Aim of the task
Quote, without change, all of the lines that follow.

>> begin Source data

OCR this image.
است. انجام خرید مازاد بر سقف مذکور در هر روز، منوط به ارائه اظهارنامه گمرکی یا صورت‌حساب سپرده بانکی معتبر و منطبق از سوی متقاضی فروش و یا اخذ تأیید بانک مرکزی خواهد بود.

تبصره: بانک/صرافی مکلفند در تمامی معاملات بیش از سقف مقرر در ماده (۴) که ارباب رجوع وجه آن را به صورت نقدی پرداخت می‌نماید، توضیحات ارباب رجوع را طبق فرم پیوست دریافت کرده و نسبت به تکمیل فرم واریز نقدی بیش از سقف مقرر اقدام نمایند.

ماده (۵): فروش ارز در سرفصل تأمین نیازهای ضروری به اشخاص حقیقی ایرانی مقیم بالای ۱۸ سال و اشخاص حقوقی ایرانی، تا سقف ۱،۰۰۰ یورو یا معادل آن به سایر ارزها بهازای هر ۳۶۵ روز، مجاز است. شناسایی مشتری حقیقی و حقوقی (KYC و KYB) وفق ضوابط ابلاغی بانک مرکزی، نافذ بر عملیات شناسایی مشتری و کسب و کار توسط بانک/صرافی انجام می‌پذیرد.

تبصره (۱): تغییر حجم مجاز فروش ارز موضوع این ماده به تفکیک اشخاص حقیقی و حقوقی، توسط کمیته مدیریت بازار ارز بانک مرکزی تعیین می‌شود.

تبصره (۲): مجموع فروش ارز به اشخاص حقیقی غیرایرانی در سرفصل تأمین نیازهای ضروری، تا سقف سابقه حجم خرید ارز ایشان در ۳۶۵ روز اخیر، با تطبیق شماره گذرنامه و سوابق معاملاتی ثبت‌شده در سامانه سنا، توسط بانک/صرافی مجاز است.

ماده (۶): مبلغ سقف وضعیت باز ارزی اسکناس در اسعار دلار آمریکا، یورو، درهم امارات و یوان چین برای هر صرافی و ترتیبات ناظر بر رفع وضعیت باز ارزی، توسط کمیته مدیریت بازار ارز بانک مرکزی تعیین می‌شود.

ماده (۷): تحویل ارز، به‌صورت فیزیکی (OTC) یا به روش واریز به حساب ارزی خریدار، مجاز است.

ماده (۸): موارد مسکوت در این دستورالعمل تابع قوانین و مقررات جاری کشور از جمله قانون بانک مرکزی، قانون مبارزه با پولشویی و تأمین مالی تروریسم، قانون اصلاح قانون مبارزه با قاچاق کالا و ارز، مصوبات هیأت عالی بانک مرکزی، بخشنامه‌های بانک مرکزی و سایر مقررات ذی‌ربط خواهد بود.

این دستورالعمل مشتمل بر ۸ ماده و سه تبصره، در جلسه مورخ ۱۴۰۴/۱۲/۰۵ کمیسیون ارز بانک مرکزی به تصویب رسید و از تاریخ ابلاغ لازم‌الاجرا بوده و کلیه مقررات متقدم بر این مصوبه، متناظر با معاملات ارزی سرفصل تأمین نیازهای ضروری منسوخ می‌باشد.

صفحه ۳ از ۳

>> end Source data

Written answer
OCR this image.
است. انجام خرید مازاد بر سقف مذکور در هر روز، منوط به ارائه اظهارنامه گمرکی یا صورت‌حساب سپرده بانکی معتبر و منطبق از سوی متقاضی فروش و یا اخذ تأیید بانک مرکزی خواهد بود.

تبصره: بانک/صرافی مکلفند در تمامی معاملات بیش از سقف مقرر در ماده (۴) که ارباب رجوع وجه آن را به صورت نقدی پرداخت می‌نماید، توضیحات ارباب رجوع را طبق فرم پیوست دریافت کرده و نسبت به تکمیل فرم واریز نقدی بیش از سقف مقرر اقدام نمایند.

ماده (۵): فروش ارز در سرفصل تأمین نیازهای ضروری به اشخاص حقیقی ایرانی مقیم بالای ۱۸ سال و اشخاص حقوقی ایرانی، تا سقف ۱،۰۰۰ یورو یا معادل آن به سایر ارزها بهازای هر ۳۶۵ روز، مجاز است. شناسایی مشتری حقیقی و حقوقی (KYC و KYB) وفق ضوابط ابلاغی بانک مرکزی، نافذ بر عملیات شناسایی مشتری و کسب و کار توسط بانک/صرافی انجام می‌پذیرد.

تبصره (۱): تغییر حجم مجاز فروش ارز موضوع این ماده به تفکیک اشخاص حقیقی و حقوقی، توسط کمیته مدیریت بازار ارز بانک مرکزی تعیین می‌شود.

تبصره (۲): مجموع فروش ارز به اشخاص حقیقی غیرایرانی در سرفصل تأمین نیازهای ضروری، تا سقف سابقه حجم خرید ارز ایشان در ۳۶۵ روز اخیر، با تطبیق شماره گذرنامه و سوابق معاملاتی ثبت‌شده در سامانه سنا، توسط بانک/صرافی مجاز است.

ماده (۶): مبلغ سقف وضعیت باز ارزی اسکناس در اسعار دلار آمریکا، یورو، درهم امارات و یوان چین برای هر صرافی و ترتیبات ناظر بر رفع وضعیت باز ارزی، توسط کمیته مدیریت بازار ارز بانک مرکزی تعیین می‌شود.

ماده (۷): تحویل ارز، به‌صورت فیزیکی (OTC) یا به روش واریز به حساب ارزی خریدار، مجاز است.

ماده (۸): موارد مسکوت در این دستورالعمل تابع قوانین و مقررات جاری کشور از جمله قانون بانک مرکزی، قانون مبارزه با پولشویی و تأمین مالی تروریسم، قانون اصلاح قانون مبارزه با قاچاق کالا و ارز، مصوبات هیأت عالی بانک مرکزی، بخشنامه‌های بانک مرکزی و سایر مقررات ذی‌ربط خواهد بود.

این دستورالعمل مشتمل بر ۸ ماده و سه تبصره، در جلسه مورخ ۱۴۰۴/۱۲/۰۵ کمیسیون ارز بانک مرکزی به تصویب رسید و از تاریخ ابلاغ لازم‌الاجرا بوده و کلیه مقررات متقدم بر این مصوبه، متناظر با معاملات ارزی سرفصل تأمین نیازهای ضروری منسوخ می‌باشد.

صفحه ۳ از ۳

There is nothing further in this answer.